# What to work on
Each entry must appear again exactly as it does in the source.

— BEGIN Given information —

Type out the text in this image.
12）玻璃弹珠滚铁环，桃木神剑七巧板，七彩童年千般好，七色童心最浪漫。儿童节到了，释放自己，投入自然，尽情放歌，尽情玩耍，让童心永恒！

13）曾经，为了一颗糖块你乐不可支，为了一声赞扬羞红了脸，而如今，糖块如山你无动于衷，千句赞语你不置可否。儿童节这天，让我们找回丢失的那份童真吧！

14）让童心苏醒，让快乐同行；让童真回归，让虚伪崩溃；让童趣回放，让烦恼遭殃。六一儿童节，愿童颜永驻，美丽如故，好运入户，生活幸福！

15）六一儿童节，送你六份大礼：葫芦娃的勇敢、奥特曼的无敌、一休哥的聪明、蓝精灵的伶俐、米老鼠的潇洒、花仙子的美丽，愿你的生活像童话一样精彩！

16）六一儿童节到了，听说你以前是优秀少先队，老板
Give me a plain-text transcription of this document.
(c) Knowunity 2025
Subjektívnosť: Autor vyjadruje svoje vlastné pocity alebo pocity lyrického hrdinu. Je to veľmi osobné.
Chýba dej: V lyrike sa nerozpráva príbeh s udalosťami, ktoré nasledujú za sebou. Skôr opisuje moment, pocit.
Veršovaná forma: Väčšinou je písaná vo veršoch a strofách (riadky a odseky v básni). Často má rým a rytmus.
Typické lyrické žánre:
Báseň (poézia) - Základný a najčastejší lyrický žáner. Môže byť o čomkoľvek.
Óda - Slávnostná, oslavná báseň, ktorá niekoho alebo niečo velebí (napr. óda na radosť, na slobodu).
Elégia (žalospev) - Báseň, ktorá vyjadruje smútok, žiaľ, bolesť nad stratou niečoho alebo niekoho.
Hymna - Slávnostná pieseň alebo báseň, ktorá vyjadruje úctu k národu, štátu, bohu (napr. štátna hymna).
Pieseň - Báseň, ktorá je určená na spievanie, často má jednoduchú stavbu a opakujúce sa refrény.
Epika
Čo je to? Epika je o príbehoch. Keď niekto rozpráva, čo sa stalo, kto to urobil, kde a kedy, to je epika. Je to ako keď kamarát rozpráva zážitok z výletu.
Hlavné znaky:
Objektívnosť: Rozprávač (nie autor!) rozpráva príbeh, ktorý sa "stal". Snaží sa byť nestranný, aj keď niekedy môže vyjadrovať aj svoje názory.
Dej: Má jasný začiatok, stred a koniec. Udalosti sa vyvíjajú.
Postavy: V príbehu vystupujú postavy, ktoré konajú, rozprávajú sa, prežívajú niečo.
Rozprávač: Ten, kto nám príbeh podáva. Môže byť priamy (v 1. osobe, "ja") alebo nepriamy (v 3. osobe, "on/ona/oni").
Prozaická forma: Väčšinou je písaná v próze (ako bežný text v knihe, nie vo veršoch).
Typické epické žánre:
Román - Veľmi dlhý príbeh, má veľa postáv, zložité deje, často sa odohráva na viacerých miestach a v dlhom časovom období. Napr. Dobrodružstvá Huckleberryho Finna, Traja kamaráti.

— END Given information —

# Output of the exercise
Type out the text in this image.
12）玻璃弹珠滚铁环，桃木神剑七巧板，七彩童年千般好，七色童心最浪漫。儿童节到了，释放自己，投入自然，尽情放歌，尽情玩耍，让童心永恒！

13）曾经，为了一颗糖块你乐不可支，为了一声赞扬羞红了脸，而如今，糖块如山你无动于衷，千句赞语你不置可否。儿童节这天，让我们找回丢失的那份童真吧！

14）让童心苏醒，让快乐同行；让童真回归，让虚伪崩溃；让童趣回放，让烦恼遭殃。六一儿童节，愿童颜永驻，美丽如故，好运入户，生活幸福！

15）六一儿童节，送你六份大礼：葫芦娃的勇敢、奥特曼的无敌、一休哥的聪明、蓝精灵的伶俐、米老鼠的潇洒、花仙子的美丽，愿你的生活像童话一样精彩！

16）六一儿童节到了，听说你以前是优秀少先队，老板
Give me a plain-text transcription of this document.
(c) Knowunity 2025
Subjektívnosť: Autor vyjadruje svoje vlastné pocity alebo pocity lyrického hrdinu. Je to veľmi osobné.
Chýba dej: V lyrike sa nerozpráva príbeh s udalosťami, ktoré nasledujú za sebou. Skôr opisuje moment, pocit.
Veršovaná forma: Väčšinou je písaná vo veršoch a strofách (riadky a odseky v básni). Často má rým a rytmus.
Typické lyrické žánre:
Báseň (poézia) - Základný a najčastejší lyrický žáner. Môže byť o čomkoľvek.
Óda - Slávnostná, oslavná báseň, ktorá niekoho alebo niečo velebí (napr. óda na radosť, na slobodu).
Elégia (žalospev) - Báseň, ktorá vyjadruje smútok, žiaľ, bolesť nad stratou niečoho alebo niekoho.
Hymna - Slávnostná pieseň alebo báseň, ktorá vyjadruje úctu k národu, štátu, bohu (napr. štátna hymna).
Pieseň - Báseň, ktorá je určená na spievanie, často má jednoduchú stavbu a opakujúce sa refrény.
Epika
Čo je to? Epika je o príbehoch. Keď niekto rozpráva, čo sa stalo, kto to urobil, kde a kedy, to je epika. Je to ako keď kamarát rozpráva zážitok z výletu.
Hlavné znaky:
Objektívnosť: Rozprávač (nie autor!) rozpráva príbeh, ktorý sa "stal". Snaží sa byť nestranný, aj keď niekedy môže vyjadrovať aj svoje názory.
Dej: Má jasný začiatok, stred a koniec. Udalosti sa vyvíjajú.
Postavy: V príbehu vystupujú postavy, ktoré konajú, rozprávajú sa, prežívajú niečo.
Rozprávač: Ten, kto nám príbeh podáva. Môže byť priamy (v 1. osobe, "ja") alebo nepriamy (v 3. osobe, "on/ona/oni").
Prozaická forma: Väčšinou je písaná v próze (ako bežný text v knihe, nie vo veršoch).
Typické epické žánre:
Román - Veľmi dlhý príbeh, má veľa postáv, zložité deje, často sa odohráva na viacerých miestach a v dlhom časovom období. Napr. Dobrodružstvá Huckleberryho Finna, Traja kamaráti.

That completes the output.